Extracted data:

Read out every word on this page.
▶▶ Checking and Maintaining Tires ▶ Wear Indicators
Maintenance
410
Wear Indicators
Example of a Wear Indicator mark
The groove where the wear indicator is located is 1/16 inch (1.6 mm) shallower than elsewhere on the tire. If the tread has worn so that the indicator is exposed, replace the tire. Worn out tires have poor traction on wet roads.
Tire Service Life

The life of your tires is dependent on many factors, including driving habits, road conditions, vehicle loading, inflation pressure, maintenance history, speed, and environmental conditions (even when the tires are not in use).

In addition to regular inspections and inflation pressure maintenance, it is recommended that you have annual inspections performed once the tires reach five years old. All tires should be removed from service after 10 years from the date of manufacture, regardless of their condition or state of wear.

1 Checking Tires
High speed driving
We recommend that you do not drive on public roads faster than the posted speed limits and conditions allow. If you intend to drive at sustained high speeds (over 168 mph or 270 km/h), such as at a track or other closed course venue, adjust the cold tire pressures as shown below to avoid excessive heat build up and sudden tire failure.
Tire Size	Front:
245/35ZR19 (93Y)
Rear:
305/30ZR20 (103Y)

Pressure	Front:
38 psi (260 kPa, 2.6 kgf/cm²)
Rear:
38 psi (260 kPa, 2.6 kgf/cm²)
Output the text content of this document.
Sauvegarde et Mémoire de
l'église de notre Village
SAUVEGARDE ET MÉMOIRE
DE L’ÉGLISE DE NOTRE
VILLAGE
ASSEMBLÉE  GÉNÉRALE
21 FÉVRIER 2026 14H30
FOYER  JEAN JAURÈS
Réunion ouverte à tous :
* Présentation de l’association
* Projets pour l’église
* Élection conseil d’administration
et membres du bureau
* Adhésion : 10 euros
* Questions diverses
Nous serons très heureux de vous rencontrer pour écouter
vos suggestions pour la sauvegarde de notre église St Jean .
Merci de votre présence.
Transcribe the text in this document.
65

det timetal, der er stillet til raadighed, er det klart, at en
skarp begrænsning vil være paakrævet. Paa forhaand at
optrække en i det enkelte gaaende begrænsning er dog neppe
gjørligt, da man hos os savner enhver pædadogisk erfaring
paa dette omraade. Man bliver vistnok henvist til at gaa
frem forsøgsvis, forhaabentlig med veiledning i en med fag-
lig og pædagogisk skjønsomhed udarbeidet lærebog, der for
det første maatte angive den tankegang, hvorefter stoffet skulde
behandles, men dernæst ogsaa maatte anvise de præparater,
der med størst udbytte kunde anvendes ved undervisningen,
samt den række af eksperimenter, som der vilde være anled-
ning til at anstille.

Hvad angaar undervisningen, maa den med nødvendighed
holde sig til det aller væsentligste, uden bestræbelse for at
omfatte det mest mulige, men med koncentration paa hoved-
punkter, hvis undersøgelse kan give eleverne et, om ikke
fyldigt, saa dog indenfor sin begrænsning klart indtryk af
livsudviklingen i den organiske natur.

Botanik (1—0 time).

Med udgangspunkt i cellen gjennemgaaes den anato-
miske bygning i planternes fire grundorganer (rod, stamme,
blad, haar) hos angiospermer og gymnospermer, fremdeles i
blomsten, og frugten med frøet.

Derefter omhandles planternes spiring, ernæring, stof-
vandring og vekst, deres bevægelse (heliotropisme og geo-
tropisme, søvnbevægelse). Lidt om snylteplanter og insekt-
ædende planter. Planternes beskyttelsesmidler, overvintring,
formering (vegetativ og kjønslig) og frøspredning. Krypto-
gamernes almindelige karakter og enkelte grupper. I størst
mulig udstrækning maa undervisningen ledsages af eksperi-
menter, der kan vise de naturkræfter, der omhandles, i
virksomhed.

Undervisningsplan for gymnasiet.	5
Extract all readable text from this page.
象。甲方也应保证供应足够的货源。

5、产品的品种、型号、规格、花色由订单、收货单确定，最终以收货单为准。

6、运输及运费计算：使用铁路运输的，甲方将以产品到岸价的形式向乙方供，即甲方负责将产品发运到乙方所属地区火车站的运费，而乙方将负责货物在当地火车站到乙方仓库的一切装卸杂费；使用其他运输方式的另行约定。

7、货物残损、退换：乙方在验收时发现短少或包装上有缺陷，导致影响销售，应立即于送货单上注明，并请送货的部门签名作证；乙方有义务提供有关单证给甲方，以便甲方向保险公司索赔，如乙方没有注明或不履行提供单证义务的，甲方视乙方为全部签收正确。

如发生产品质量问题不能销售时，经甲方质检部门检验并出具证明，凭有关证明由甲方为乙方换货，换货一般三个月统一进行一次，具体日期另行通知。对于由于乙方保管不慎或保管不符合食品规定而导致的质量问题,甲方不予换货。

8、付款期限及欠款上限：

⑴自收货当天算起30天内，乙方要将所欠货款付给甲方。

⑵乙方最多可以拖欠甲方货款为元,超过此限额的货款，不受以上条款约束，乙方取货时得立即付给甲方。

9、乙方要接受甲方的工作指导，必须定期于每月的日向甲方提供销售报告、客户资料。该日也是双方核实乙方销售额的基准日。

Set problem: Copy down every line of the material above that includes the string "Indicators".

Response:
▶▶ Checking and Maintaining Tires ▶ Wear Indicators
Wear Indicators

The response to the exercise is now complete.